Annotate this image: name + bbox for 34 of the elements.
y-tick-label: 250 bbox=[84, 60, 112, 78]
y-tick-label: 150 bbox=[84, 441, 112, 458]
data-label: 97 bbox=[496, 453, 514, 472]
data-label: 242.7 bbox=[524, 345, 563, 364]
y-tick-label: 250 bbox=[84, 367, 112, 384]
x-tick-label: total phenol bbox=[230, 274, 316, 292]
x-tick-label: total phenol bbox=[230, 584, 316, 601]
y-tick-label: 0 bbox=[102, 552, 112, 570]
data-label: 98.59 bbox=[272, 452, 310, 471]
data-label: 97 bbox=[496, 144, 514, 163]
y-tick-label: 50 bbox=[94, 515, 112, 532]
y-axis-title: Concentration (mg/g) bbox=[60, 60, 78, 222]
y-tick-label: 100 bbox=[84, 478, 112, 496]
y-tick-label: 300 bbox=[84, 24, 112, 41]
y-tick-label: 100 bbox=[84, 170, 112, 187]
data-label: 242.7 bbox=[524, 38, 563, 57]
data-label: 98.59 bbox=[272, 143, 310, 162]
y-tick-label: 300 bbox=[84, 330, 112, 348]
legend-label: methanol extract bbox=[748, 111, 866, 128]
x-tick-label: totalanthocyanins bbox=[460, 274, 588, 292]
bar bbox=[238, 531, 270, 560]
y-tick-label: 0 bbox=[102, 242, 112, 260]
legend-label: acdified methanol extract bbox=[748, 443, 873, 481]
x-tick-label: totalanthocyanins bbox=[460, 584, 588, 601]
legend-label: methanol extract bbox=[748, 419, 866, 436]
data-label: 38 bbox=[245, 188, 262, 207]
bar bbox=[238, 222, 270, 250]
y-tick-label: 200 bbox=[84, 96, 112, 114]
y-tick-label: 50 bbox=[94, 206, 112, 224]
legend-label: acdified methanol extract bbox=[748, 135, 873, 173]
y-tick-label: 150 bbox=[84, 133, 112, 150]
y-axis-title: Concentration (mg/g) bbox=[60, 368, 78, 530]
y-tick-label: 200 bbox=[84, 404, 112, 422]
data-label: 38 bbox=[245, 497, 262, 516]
········
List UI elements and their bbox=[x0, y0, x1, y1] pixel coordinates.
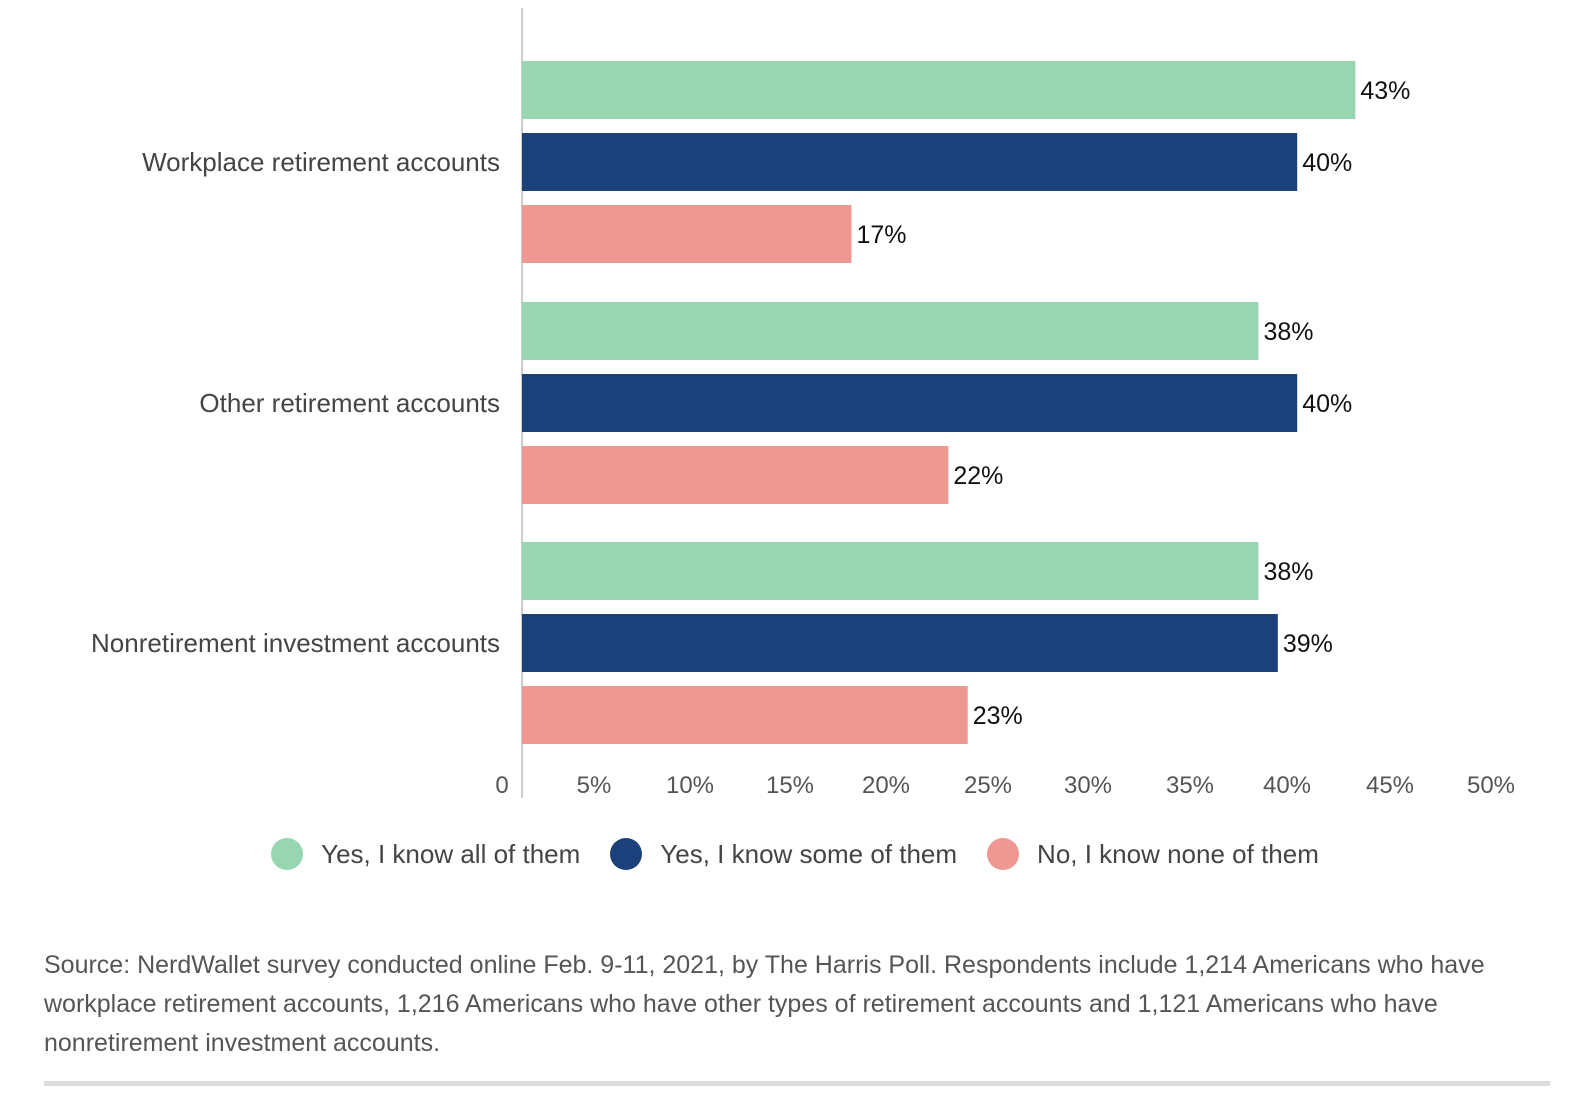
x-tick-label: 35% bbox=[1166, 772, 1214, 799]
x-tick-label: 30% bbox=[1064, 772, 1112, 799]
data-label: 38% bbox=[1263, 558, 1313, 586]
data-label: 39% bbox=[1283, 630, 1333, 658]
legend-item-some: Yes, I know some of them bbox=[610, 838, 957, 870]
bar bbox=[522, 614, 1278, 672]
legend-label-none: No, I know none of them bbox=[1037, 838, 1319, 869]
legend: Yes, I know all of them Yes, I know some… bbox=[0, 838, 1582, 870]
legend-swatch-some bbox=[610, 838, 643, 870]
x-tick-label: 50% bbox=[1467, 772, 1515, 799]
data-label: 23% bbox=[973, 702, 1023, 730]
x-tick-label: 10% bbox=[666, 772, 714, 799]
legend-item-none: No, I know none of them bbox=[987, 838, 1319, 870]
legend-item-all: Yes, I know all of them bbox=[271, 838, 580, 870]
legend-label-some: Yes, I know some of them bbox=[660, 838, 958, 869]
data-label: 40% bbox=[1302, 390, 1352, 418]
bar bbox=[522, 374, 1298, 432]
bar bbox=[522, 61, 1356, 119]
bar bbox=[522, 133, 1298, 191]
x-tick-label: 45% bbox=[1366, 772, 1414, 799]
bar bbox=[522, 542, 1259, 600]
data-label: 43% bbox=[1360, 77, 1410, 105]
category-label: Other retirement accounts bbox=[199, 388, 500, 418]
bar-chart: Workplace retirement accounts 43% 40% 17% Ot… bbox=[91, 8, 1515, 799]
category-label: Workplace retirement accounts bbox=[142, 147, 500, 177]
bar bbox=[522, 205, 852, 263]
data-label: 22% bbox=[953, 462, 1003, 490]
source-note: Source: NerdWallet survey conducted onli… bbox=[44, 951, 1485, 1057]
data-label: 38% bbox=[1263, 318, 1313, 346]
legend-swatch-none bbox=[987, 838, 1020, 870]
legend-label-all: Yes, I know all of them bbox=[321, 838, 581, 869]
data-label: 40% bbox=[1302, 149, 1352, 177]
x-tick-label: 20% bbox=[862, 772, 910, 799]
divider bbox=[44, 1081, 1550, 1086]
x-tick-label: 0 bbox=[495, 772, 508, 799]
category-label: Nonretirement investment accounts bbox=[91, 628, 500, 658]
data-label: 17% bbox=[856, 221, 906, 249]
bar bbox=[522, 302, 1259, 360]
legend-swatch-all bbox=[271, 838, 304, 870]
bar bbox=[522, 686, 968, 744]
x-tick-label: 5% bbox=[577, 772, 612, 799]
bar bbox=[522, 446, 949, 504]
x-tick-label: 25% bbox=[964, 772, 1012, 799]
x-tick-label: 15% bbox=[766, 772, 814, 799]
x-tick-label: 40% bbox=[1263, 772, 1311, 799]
········
» The request
Reproduce word for word the lines of the second block, starting with the line containing "x-tick-label: 35% bbox=[1166, 772, 1214, 799]" and continuing through the line containing "legend-label-some: Yes, I", both ends included.

» Answer below
x-tick-label: 35% bbox=[1166, 772, 1214, 799]
x-tick-label: 30% bbox=[1064, 772, 1112, 799]
data-label: 38% bbox=[1263, 558, 1313, 586]
data-label: 39% bbox=[1283, 630, 1333, 658]
legend-item-some: Yes, I know some of them bbox=[610, 838, 957, 870]
bar bbox=[522, 614, 1278, 672]
legend-label-none: No, I know none of them bbox=[1037, 838, 1319, 869]
legend: Yes, I know all of them Yes, I know some… bbox=[0, 838, 1582, 870]
legend-swatch-some bbox=[610, 838, 643, 870]
x-tick-label: 50% bbox=[1467, 772, 1515, 799]
data-label: 23% bbox=[973, 702, 1023, 730]
x-tick-label: 10% bbox=[666, 772, 714, 799]
legend-item-none: No, I know none of them bbox=[987, 838, 1319, 870]
legend-item-all: Yes, I know all of them bbox=[271, 838, 580, 870]
legend-label-some: Yes, I know some of them bbox=[660, 838, 958, 869]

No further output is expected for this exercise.